Material for this task>
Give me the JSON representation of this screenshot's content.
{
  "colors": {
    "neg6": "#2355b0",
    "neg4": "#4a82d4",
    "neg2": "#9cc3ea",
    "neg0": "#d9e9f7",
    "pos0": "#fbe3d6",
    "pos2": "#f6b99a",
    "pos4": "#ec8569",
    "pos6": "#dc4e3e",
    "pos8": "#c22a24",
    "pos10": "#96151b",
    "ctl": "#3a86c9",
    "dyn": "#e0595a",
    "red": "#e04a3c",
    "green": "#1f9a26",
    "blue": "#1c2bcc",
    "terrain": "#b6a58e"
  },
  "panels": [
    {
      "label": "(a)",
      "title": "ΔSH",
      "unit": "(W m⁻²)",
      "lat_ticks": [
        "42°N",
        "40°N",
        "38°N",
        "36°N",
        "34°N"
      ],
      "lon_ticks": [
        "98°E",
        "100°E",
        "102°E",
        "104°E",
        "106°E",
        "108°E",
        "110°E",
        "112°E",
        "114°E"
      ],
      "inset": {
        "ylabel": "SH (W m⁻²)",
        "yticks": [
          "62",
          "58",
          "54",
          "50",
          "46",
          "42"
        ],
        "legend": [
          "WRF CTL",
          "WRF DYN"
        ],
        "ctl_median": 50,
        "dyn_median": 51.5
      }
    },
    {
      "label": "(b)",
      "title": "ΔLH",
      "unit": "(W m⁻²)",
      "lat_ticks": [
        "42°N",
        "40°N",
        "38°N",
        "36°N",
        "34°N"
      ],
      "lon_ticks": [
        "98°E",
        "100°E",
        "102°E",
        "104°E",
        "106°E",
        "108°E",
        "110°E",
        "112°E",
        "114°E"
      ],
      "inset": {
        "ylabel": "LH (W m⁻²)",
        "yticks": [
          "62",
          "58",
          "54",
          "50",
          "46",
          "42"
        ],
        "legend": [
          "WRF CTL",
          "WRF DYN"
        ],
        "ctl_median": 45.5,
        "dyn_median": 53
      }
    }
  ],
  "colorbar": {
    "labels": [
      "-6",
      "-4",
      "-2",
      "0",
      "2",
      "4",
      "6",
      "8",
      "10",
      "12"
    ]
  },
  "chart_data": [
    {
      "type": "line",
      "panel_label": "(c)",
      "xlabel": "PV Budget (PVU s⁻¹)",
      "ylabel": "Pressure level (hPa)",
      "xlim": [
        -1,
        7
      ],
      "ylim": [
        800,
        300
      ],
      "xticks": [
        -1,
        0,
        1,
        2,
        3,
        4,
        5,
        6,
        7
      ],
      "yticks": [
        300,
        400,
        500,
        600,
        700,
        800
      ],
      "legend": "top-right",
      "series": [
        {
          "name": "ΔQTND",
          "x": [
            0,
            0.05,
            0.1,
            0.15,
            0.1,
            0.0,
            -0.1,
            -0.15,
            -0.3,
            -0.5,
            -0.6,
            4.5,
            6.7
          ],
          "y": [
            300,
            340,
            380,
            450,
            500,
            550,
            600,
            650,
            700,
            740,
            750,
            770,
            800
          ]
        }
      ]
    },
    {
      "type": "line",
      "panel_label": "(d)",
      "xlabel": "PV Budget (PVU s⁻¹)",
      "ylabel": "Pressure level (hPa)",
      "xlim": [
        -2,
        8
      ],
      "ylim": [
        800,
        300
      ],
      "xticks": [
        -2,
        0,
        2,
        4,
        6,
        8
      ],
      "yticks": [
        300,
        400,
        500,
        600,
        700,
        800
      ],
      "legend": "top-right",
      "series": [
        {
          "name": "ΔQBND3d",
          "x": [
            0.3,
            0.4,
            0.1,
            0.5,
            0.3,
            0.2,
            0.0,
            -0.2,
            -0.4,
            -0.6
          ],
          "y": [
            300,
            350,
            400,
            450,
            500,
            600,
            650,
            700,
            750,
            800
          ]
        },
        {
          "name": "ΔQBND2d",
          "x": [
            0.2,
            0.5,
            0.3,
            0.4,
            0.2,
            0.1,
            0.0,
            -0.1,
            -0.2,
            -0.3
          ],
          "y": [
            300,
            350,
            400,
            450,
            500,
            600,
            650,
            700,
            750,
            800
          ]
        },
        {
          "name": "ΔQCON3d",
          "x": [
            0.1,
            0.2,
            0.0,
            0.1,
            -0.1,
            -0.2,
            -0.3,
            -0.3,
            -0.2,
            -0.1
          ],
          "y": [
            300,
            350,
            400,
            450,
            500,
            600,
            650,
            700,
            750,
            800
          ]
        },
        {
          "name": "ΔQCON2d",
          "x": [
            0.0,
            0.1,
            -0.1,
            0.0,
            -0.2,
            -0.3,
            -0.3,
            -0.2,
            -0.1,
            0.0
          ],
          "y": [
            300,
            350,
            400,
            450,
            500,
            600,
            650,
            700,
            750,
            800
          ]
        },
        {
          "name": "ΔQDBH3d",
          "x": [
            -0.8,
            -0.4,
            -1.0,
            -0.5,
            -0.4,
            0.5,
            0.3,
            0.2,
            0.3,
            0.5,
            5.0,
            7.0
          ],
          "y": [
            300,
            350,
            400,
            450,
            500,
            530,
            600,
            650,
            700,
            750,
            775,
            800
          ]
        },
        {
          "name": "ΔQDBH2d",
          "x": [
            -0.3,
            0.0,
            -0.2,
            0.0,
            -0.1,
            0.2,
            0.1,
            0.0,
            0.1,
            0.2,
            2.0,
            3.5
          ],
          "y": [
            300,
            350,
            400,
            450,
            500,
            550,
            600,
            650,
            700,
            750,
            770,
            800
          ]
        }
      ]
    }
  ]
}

The exercise>
Look through the listing above. Pick out each line with "name" and copy it.

Exercise solution>
          "name": "ΔQTND",
          "name": "ΔQBND3d",
          "name": "ΔQBND2d",
          "name": "ΔQCON3d",
          "name": "ΔQCON2d",
          "name": "ΔQDBH3d",
          "name": "ΔQDBH2d",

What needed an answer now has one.